Task requirements: Which lines in the records below contain the word "Visiblty"? Copy each one out.

The records:
======
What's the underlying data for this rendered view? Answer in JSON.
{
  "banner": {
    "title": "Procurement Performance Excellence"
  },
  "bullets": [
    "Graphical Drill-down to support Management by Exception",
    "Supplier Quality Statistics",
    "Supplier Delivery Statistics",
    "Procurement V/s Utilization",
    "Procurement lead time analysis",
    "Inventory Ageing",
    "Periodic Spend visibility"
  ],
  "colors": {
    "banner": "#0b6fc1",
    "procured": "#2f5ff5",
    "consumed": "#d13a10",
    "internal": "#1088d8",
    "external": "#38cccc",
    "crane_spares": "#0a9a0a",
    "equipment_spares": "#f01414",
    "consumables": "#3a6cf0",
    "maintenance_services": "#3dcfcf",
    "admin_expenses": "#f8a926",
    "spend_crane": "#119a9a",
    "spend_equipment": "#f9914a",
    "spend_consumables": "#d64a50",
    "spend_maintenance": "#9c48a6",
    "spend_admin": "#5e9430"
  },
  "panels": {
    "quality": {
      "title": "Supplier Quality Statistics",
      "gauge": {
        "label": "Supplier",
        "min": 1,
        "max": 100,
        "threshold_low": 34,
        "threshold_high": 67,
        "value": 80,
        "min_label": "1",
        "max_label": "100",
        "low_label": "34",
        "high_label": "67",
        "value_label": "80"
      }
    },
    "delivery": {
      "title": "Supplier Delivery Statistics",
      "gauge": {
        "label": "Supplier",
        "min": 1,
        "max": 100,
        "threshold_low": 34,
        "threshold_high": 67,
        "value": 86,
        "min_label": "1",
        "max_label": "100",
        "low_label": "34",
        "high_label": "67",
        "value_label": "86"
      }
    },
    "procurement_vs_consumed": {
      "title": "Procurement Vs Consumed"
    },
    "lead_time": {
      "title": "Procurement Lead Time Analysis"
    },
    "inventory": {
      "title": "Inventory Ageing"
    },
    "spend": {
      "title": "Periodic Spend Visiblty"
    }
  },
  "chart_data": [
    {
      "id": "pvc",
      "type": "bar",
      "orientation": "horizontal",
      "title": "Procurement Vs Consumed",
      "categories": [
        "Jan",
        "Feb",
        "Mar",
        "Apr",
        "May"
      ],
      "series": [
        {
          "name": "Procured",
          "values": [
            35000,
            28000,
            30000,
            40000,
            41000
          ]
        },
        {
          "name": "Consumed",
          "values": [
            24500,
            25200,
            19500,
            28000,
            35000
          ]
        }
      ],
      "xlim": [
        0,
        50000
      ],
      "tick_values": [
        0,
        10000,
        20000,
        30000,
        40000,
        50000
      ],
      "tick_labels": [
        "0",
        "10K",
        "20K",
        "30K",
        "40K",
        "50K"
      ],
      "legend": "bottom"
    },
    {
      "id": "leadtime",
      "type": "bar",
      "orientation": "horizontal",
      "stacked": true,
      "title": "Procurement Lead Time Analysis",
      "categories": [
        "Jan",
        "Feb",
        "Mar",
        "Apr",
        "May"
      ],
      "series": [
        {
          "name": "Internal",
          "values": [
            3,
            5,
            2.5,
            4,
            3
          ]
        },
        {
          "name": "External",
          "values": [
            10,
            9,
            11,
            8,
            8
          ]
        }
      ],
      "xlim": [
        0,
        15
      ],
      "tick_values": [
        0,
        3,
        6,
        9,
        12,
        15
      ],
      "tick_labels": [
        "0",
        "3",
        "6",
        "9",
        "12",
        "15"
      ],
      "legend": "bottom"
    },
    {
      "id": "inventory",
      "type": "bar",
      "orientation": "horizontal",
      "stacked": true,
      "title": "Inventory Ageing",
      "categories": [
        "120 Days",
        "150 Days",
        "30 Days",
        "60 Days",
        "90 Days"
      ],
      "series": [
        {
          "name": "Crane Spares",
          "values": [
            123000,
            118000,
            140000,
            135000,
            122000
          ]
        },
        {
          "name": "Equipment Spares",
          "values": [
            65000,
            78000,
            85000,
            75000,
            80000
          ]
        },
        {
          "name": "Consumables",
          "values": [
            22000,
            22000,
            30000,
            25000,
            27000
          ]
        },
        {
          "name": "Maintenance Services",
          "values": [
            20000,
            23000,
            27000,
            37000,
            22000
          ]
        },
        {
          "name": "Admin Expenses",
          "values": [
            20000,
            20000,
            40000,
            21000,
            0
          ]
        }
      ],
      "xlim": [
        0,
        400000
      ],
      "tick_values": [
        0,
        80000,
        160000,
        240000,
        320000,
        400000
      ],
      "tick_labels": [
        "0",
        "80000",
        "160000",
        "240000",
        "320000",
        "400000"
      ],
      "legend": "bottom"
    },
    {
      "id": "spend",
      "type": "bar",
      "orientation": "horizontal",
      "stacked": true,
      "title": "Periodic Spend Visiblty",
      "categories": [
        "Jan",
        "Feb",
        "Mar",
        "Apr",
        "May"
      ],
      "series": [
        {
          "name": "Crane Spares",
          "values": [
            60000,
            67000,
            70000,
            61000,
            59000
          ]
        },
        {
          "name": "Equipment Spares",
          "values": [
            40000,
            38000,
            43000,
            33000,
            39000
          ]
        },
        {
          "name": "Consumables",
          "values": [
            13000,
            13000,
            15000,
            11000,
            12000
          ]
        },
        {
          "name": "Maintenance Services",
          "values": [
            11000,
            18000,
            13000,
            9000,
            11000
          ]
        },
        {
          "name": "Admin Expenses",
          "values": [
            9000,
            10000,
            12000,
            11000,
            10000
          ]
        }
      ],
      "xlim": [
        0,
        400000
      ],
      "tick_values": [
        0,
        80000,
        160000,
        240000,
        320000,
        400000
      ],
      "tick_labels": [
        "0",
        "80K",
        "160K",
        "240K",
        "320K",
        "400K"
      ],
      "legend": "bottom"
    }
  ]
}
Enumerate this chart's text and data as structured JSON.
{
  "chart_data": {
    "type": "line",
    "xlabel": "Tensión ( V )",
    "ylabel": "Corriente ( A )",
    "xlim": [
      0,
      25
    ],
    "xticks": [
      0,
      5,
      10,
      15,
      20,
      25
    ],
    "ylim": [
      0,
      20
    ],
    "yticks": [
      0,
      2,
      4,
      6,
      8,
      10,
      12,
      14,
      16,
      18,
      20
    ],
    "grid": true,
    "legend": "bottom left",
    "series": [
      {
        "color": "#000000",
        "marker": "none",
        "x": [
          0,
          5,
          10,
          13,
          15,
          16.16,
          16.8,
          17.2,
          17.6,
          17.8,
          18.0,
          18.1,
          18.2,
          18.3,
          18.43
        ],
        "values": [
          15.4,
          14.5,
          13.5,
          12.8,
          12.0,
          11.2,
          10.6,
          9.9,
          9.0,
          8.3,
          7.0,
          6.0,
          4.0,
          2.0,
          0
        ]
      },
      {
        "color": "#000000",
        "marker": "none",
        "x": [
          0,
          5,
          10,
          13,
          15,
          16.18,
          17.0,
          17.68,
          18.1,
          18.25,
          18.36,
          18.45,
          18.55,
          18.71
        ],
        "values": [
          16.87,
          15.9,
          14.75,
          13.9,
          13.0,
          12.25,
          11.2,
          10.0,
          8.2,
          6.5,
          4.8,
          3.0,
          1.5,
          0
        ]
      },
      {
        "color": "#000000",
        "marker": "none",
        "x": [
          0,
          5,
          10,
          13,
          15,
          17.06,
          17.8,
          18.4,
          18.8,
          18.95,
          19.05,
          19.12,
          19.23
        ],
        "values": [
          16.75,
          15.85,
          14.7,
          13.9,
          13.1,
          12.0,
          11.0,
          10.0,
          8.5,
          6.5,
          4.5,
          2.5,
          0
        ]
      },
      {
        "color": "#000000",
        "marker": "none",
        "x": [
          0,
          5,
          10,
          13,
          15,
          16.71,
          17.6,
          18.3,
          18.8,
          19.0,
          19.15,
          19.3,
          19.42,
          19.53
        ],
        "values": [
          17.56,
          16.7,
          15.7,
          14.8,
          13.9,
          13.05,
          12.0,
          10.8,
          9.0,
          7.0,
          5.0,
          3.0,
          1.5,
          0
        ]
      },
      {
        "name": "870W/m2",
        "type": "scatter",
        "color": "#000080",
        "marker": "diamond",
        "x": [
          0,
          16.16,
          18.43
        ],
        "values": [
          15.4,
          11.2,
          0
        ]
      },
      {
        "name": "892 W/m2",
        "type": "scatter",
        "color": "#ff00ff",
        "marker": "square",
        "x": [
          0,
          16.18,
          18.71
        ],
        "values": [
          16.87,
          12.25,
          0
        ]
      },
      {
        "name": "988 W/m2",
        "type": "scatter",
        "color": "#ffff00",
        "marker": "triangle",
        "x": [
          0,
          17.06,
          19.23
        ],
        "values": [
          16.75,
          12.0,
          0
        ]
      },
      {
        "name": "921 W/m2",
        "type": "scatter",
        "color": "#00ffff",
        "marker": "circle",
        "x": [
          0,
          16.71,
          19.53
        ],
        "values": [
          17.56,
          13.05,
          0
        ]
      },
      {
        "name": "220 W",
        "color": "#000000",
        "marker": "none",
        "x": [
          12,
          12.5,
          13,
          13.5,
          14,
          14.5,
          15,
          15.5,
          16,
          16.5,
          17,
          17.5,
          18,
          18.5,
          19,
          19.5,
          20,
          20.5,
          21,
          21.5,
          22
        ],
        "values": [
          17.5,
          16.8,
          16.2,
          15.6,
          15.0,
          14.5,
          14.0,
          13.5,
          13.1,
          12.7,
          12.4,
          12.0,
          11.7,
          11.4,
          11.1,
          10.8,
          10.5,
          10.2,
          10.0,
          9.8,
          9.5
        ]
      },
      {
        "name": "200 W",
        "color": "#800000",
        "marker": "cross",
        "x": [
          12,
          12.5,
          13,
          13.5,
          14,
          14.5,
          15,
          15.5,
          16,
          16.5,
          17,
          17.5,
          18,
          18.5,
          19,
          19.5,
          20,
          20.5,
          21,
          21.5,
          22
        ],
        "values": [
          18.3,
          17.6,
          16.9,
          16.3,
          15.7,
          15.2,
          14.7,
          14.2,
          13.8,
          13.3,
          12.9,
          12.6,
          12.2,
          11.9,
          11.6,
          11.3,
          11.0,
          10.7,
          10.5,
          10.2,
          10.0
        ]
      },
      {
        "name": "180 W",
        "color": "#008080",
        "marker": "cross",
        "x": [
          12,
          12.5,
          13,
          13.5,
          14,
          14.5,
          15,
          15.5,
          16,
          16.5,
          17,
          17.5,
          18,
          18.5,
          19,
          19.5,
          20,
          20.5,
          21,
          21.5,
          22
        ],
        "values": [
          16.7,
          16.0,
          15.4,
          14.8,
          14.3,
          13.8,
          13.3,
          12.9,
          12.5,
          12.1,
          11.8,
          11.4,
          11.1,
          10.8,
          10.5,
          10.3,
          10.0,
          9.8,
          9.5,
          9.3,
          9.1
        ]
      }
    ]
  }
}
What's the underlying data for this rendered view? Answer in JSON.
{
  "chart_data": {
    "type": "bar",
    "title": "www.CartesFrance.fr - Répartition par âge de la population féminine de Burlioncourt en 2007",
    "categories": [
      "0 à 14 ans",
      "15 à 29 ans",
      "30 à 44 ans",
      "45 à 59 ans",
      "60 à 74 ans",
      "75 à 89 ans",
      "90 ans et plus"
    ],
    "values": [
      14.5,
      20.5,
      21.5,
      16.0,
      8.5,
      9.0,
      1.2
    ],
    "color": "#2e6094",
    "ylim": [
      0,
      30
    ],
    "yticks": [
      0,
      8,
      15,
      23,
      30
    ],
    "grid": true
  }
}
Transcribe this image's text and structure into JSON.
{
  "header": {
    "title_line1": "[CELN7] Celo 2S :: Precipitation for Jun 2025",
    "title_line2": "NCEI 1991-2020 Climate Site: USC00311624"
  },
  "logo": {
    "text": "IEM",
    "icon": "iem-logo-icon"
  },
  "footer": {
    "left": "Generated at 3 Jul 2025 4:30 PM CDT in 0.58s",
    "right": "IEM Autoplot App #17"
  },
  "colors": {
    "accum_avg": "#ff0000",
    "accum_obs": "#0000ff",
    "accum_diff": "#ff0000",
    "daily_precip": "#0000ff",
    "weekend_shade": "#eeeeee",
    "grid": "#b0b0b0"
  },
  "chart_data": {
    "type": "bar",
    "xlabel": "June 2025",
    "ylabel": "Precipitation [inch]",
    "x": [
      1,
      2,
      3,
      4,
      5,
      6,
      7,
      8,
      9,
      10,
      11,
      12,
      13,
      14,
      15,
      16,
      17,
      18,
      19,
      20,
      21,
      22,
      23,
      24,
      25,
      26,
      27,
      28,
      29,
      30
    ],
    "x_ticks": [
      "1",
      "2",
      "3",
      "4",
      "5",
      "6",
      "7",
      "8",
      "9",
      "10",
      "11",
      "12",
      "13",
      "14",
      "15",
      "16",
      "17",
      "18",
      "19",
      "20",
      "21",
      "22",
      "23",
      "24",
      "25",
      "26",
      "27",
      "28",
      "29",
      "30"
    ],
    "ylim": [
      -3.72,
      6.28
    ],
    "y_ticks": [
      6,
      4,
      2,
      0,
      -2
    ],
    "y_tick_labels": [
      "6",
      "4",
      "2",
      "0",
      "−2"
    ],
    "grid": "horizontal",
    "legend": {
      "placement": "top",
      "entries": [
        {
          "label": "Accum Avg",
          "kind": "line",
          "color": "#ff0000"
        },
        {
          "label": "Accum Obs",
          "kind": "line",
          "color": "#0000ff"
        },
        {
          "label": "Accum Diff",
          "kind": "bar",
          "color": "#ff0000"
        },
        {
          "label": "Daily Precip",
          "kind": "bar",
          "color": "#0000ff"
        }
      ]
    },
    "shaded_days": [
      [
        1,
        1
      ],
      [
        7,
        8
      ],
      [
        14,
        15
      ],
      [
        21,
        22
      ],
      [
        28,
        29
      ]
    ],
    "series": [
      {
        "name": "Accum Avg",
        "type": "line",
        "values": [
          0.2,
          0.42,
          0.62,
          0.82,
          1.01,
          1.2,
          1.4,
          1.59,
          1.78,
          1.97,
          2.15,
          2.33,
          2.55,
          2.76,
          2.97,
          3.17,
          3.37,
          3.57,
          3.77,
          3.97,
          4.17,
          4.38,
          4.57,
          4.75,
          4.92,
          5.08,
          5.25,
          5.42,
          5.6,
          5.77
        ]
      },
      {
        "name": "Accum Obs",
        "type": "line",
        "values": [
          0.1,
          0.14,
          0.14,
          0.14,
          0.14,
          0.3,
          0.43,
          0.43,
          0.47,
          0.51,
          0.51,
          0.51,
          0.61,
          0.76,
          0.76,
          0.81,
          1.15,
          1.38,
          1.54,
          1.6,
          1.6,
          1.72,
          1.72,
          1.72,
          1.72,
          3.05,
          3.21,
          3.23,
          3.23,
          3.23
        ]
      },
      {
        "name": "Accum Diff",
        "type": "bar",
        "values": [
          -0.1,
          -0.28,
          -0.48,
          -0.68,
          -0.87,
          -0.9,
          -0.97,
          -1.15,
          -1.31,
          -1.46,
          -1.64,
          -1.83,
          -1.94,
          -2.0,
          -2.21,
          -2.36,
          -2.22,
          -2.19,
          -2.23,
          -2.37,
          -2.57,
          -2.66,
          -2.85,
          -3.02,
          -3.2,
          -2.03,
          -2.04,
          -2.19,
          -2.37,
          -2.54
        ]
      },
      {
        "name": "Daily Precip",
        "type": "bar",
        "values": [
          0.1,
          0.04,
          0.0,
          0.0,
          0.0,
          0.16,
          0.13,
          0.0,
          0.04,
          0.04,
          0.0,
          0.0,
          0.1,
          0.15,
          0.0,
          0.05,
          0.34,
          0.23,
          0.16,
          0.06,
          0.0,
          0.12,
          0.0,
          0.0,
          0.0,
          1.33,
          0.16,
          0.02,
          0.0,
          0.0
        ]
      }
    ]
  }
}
======
Exercise response:
      "title": "Periodic Spend Visiblty"
      "title": "Periodic Spend Visiblty",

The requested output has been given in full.